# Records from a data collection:
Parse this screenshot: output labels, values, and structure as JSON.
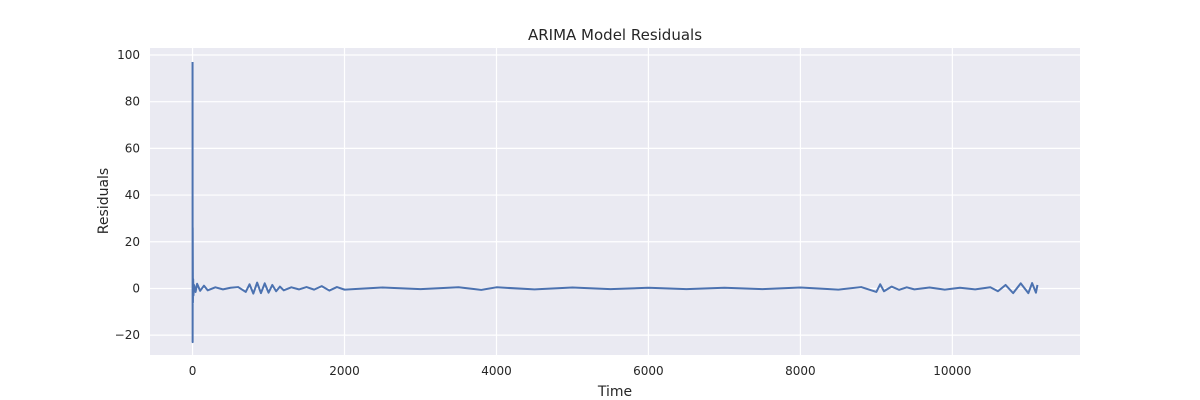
{
  "chart_data": {
    "type": "line",
    "title": "ARIMA Model Residuals",
    "xlabel": "Time",
    "ylabel": "Residuals",
    "xlim": [
      -560,
      11680
    ],
    "ylim": [
      -28.5,
      103
    ],
    "xticks": [
      0,
      2000,
      4000,
      6000,
      8000,
      10000
    ],
    "yticks": [
      -20,
      0,
      20,
      40,
      60,
      80,
      100
    ],
    "grid": true,
    "legend": "none",
    "colors": {
      "line": "#4c72b0",
      "plot_background": "#eaeaf2",
      "grid": "#ffffff"
    },
    "series": [
      {
        "x": [
          0,
          1,
          2,
          3,
          5,
          8,
          12,
          20,
          40,
          60,
          100,
          150,
          200,
          300,
          400,
          500,
          600,
          700,
          750,
          800,
          850,
          900,
          950,
          1000,
          1050,
          1100,
          1150,
          1200,
          1300,
          1400,
          1500,
          1600,
          1700,
          1800,
          1900,
          2000,
          2500,
          3000,
          3500,
          3800,
          4000,
          4500,
          5000,
          5500,
          6000,
          6500,
          7000,
          7500,
          8000,
          8500,
          8800,
          9000,
          9050,
          9100,
          9200,
          9300,
          9400,
          9500,
          9700,
          9900,
          10100,
          10300,
          10500,
          10600,
          10700,
          10800,
          10900,
          11000,
          11050,
          11100,
          11120
        ],
        "y": [
          97,
          -23,
          26,
          15,
          -6,
          4,
          -3,
          1.5,
          -1.5,
          2,
          -1,
          1.2,
          -0.8,
          0.5,
          -0.4,
          0.3,
          0.6,
          -1.5,
          1.8,
          -2.2,
          2.5,
          -2,
          2.2,
          -1.8,
          1.5,
          -1.2,
          0.8,
          -0.8,
          0.5,
          -0.4,
          0.6,
          -0.5,
          1,
          -0.9,
          0.6,
          -0.5,
          0.4,
          -0.3,
          0.5,
          -0.6,
          0.5,
          -0.4,
          0.4,
          -0.3,
          0.3,
          -0.3,
          0.3,
          -0.3,
          0.4,
          -0.5,
          0.6,
          -1.5,
          1.8,
          -1.2,
          0.8,
          -0.6,
          0.5,
          -0.4,
          0.4,
          -0.5,
          0.3,
          -0.4,
          0.5,
          -1.2,
          1.5,
          -2,
          2.2,
          -2,
          2.3,
          -1.8,
          1.5
        ]
      }
    ]
  }
}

# The problem:
Extract the entries in full, exactly as they are, minus the pictures.

# Response below:
Parse this screenshot: output labels, values, and structure as JSON.
{
  "chart_data": {
    "type": "line",
    "title": "ARIMA Model Residuals",
    "xlabel": "Time",
    "ylabel": "Residuals",
    "xlim": [
      -560,
      11680
    ],
    "ylim": [
      -28.5,
      103
    ],
    "xticks": [
      0,
      2000,
      4000,
      6000,
      8000,
      10000
    ],
    "yticks": [
      -20,
      0,
      20,
      40,
      60,
      80,
      100
    ],
    "grid": true,
    "legend": "none",
    "colors": {
      "line": "#4c72b0",
      "plot_background": "#eaeaf2",
      "grid": "#ffffff"
    },
    "series": [
      {
        "x": [
          0,
          1,
          2,
          3,
          5,
          8,
          12,
          20,
          40,
          60,
          100,
          150,
          200,
          300,
          400,
          500,
          600,
          700,
          750,
          800,
          850,
          900,
          950,
          1000,
          1050,
          1100,
          1150,
          1200,
          1300,
          1400,
          1500,
          1600,
          1700,
          1800,
          1900,
          2000,
          2500,
          3000,
          3500,
          3800,
          4000,
          4500,
          5000,
          5500,
          6000,
          6500,
          7000,
          7500,
          8000,
          8500,
          8800,
          9000,
          9050,
          9100,
          9200,
          9300,
          9400,
          9500,
          9700,
          9900,
          10100,
          10300,
          10500,
          10600,
          10700,
          10800,
          10900,
          11000,
          11050,
          11100,
          11120
        ],
        "y": [
          97,
          -23,
          26,
          15,
          -6,
          4,
          -3,
          1.5,
          -1.5,
          2,
          -1,
          1.2,
          -0.8,
          0.5,
          -0.4,
          0.3,
          0.6,
          -1.5,
          1.8,
          -2.2,
          2.5,
          -2,
          2.2,
          -1.8,
          1.5,
          -1.2,
          0.8,
          -0.8,
          0.5,
          -0.4,
          0.6,
          -0.5,
          1,
          -0.9,
          0.6,
          -0.5,
          0.4,
          -0.3,
          0.5,
          -0.6,
          0.5,
          -0.4,
          0.4,
          -0.3,
          0.3,
          -0.3,
          0.3,
          -0.3,
          0.4,
          -0.5,
          0.6,
          -1.5,
          1.8,
          -1.2,
          0.8,
          -0.6,
          0.5,
          -0.4,
          0.4,
          -0.5,
          0.3,
          -0.4,
          0.5,
          -1.2,
          1.5,
          -2,
          2.2,
          -2,
          2.3,
          -1.8,
          1.5
        ]
      }
    ]
  }
}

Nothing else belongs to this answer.